> Exercise goal:
How many lines in these records hold the string "JSON"? Reply with the number alone.

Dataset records

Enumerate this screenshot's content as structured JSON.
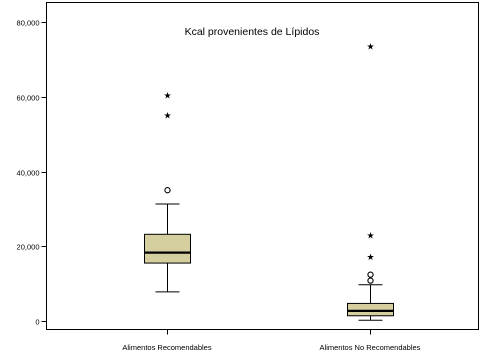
{
  "chart_data": {
    "type": "boxplot",
    "title": "Kcal provenientes de Lípidos",
    "xlabel": "",
    "ylabel": "",
    "ylim": [
      -2000,
      82000
    ],
    "yticks": [
      0,
      20000,
      40000,
      60000,
      80000
    ],
    "ytick_labels": [
      "0",
      "20,000",
      "40,000",
      "60,000",
      "80,000"
    ],
    "grid": false,
    "box_fill": "#D5CFA0",
    "categories": [
      "Alimentos Recomendables",
      "Alimentos No Recomendables"
    ],
    "boxes": [
      {
        "category": "Alimentos Recomendables",
        "whisker_low": 7800,
        "q1": 15500,
        "median": 18300,
        "q3": 23200,
        "whisker_high": 31300,
        "outliers": [
          35000
        ],
        "extremes": [
          55300,
          60600
        ]
      },
      {
        "category": "Alimentos No Recomendables",
        "whisker_low": 200,
        "q1": 1400,
        "median": 2700,
        "q3": 4700,
        "whisker_high": 9700,
        "outliers": [
          10800,
          12400
        ],
        "extremes": [
          17400,
          23200,
          73700
        ]
      }
    ]
  }
}
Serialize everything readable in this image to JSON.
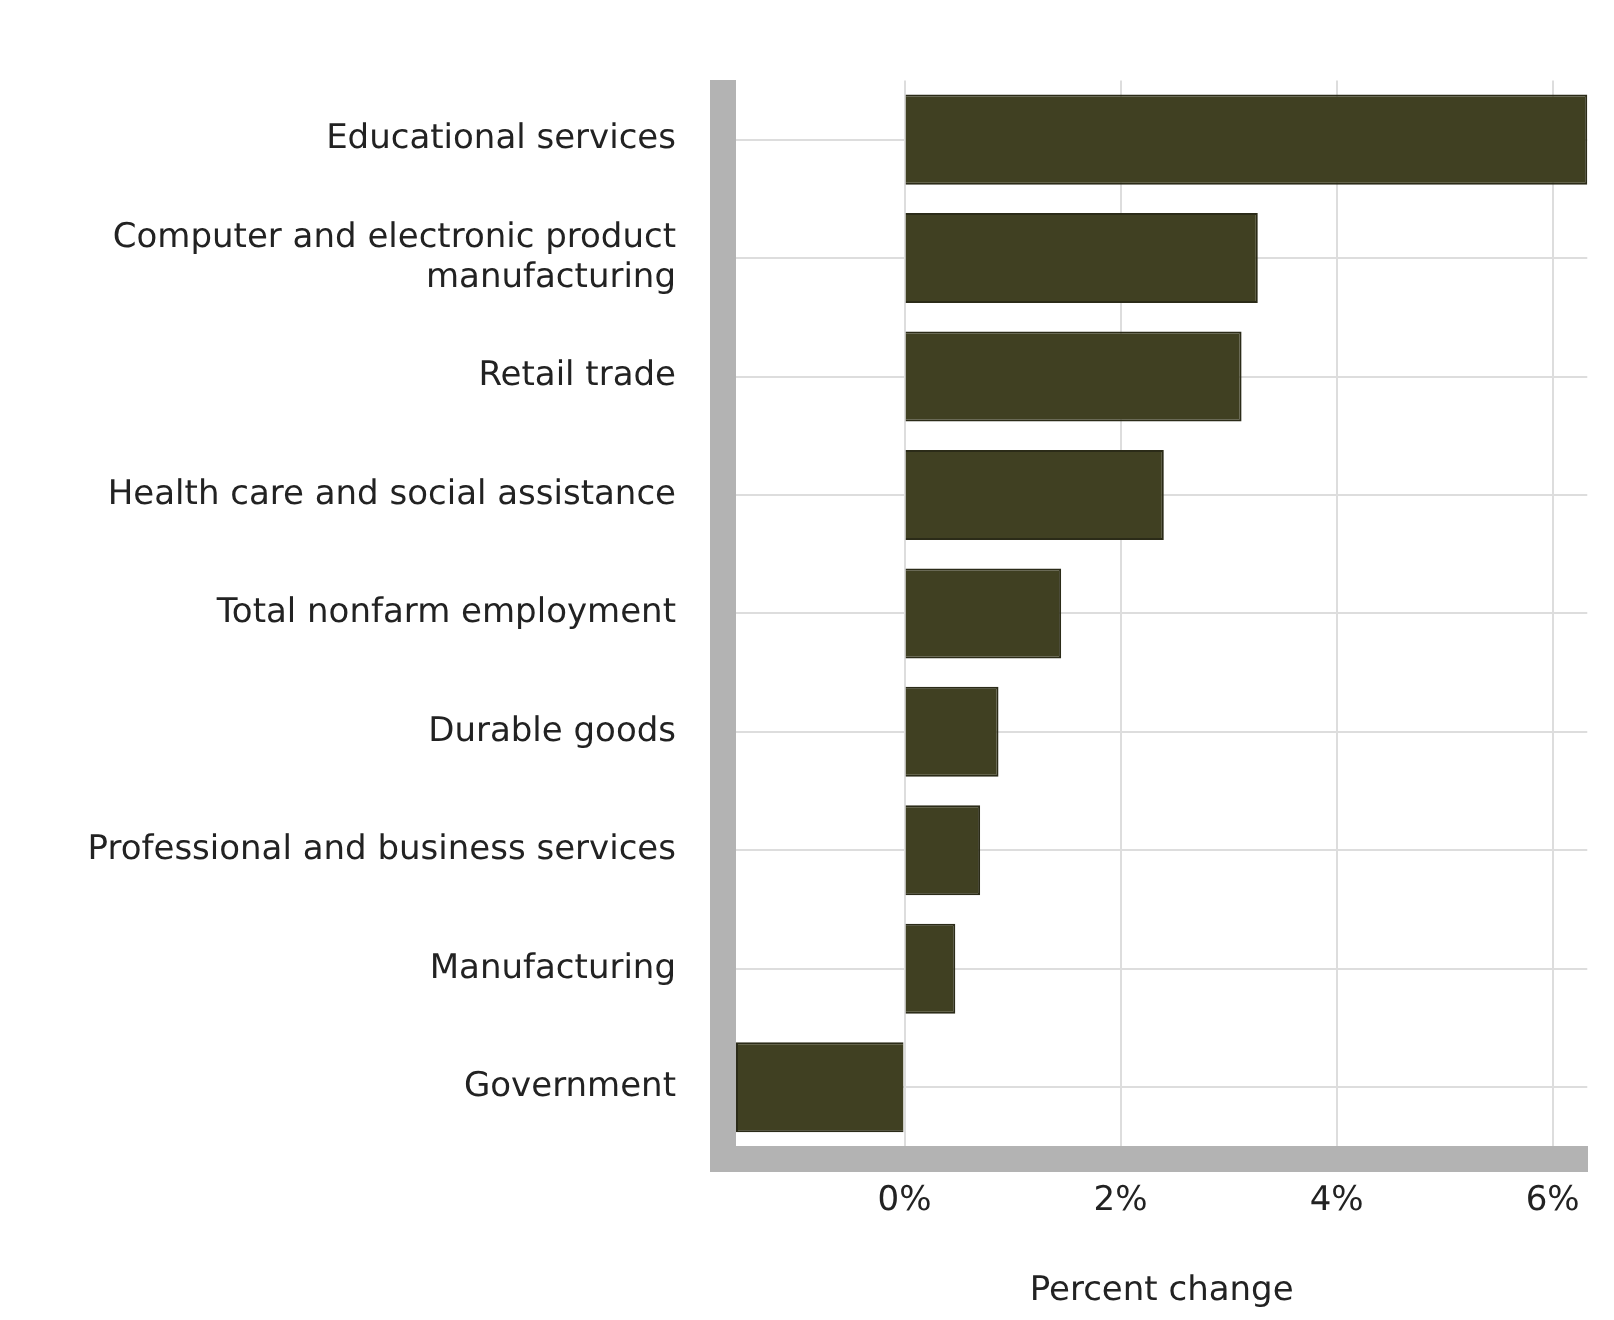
{
  "chart_data": {
    "type": "bar",
    "orientation": "horizontal",
    "xlabel": "Percent change",
    "categories": [
      "Educational services",
      "Computer and electronic product manufacturing",
      "Retail trade",
      "Health care and social assistance",
      "Total nonfarm employment",
      "Durable goods",
      "Professional and business services",
      "Manufacturing",
      "Government"
    ],
    "values": [
      6.32,
      3.27,
      3.12,
      2.4,
      1.45,
      0.87,
      0.7,
      0.47,
      -1.56
    ],
    "color": "#404022",
    "xlim": [
      -1.56,
      6.32
    ],
    "xticks": [
      {
        "value": 0,
        "label": "0%"
      },
      {
        "value": 2,
        "label": "2%"
      },
      {
        "value": 4,
        "label": "4%"
      },
      {
        "value": 6,
        "label": "6%"
      }
    ],
    "grid": true,
    "legend": false
  }
}
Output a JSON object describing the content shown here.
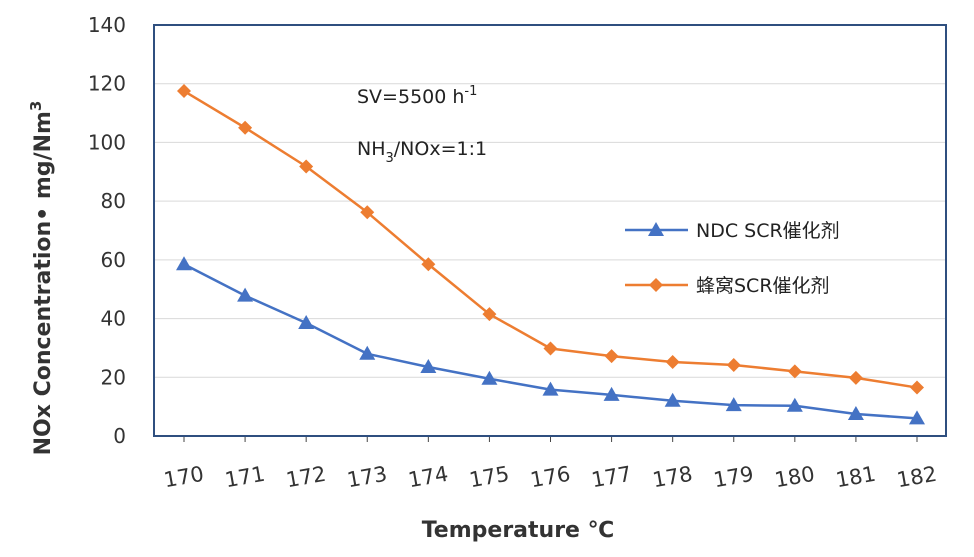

> Task output:
3